■ Aim of the task ■
Return all the entries exactly, keeping pictures out.

:: Exercise data ::

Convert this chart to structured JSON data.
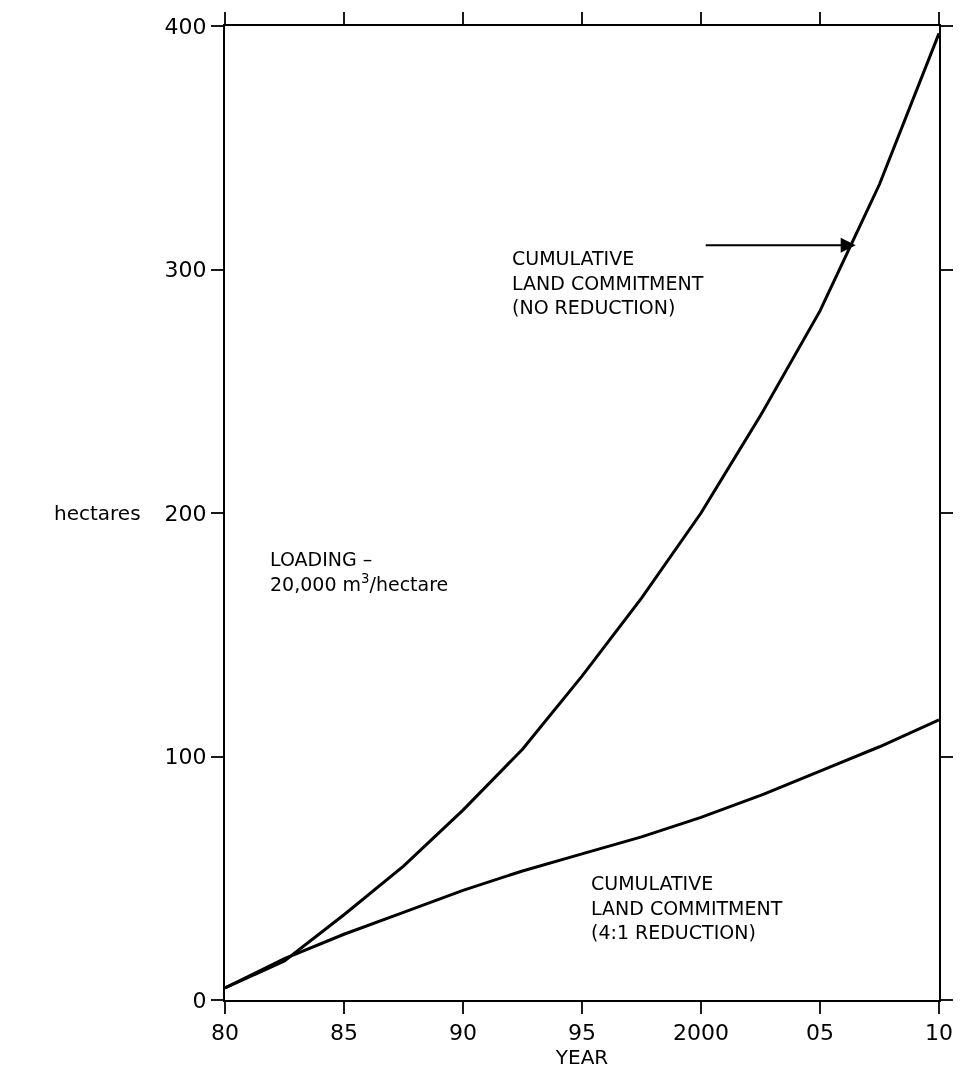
{
  "chart_data": {
    "type": "line",
    "xlabel": "YEAR",
    "ylabel": "hectares",
    "x": [
      1980,
      1982.5,
      1985,
      1987.5,
      1990,
      1992.5,
      1995,
      1997.5,
      2000,
      2002.5,
      2005,
      2007.5,
      2010
    ],
    "series": [
      {
        "color": "#000000",
        "values": [
          5,
          16,
          35,
          55,
          78,
          103,
          133,
          165,
          200,
          240,
          283,
          335,
          397
        ]
      },
      {
        "color": "#000000",
        "values": [
          5,
          17,
          27,
          36,
          45,
          53,
          60,
          67,
          75,
          84,
          94,
          104,
          115
        ]
      }
    ],
    "xlim": [
      1980,
      2010
    ],
    "xticks": [
      {
        "value": 1980,
        "label": "80"
      },
      {
        "value": 1985,
        "label": "85"
      },
      {
        "value": 1990,
        "label": "90"
      },
      {
        "value": 1995,
        "label": "95"
      },
      {
        "value": 2000,
        "label": "2000"
      },
      {
        "value": 2005,
        "label": "05"
      },
      {
        "value": 2010,
        "label": "10"
      }
    ],
    "ylim": [
      0,
      400
    ],
    "yticks": [
      0,
      100,
      200,
      300,
      400
    ],
    "marker": "none",
    "line_style": "solid",
    "annotations": [
      {
        "text": "CUMULATIVE\nLAND COMMITMENT\n(NO REDUCTION)",
        "x": 2006.5,
        "y": 310
      },
      "CUMULATIVE\nLAND COMMITMENT\n(4:1 REDUCTION)",
      "LOADING –\n20,000 m$^{3}$/hectare"
    ]
  }
}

:::

■ Solution ■
Convert this chart to structured JSON data.
{
  "chart_data": {
    "type": "line",
    "xlabel": "YEAR",
    "ylabel": "hectares",
    "x": [
      1980,
      1982.5,
      1985,
      1987.5,
      1990,
      1992.5,
      1995,
      1997.5,
      2000,
      2002.5,
      2005,
      2007.5,
      2010
    ],
    "series": [
      {
        "color": "#000000",
        "values": [
          5,
          16,
          35,
          55,
          78,
          103,
          133,
          165,
          200,
          240,
          283,
          335,
          397
        ]
      },
      {
        "color": "#000000",
        "values": [
          5,
          17,
          27,
          36,
          45,
          53,
          60,
          67,
          75,
          84,
          94,
          104,
          115
        ]
      }
    ],
    "xlim": [
      1980,
      2010
    ],
    "xticks": [
      {
        "value": 1980,
        "label": "80"
      },
      {
        "value": 1985,
        "label": "85"
      },
      {
        "value": 1990,
        "label": "90"
      },
      {
        "value": 1995,
        "label": "95"
      },
      {
        "value": 2000,
        "label": "2000"
      },
      {
        "value": 2005,
        "label": "05"
      },
      {
        "value": 2010,
        "label": "10"
      }
    ],
    "ylim": [
      0,
      400
    ],
    "yticks": [
      0,
      100,
      200,
      300,
      400
    ],
    "marker": "none",
    "line_style": "solid",
    "annotations": [
      {
        "text": "CUMULATIVE\nLAND COMMITMENT\n(NO REDUCTION)",
        "x": 2006.5,
        "y": 310
      },
      "CUMULATIVE\nLAND COMMITMENT\n(4:1 REDUCTION)",
      "LOADING –\n20,000 m$^{3}$/hectare"
    ]
  }
}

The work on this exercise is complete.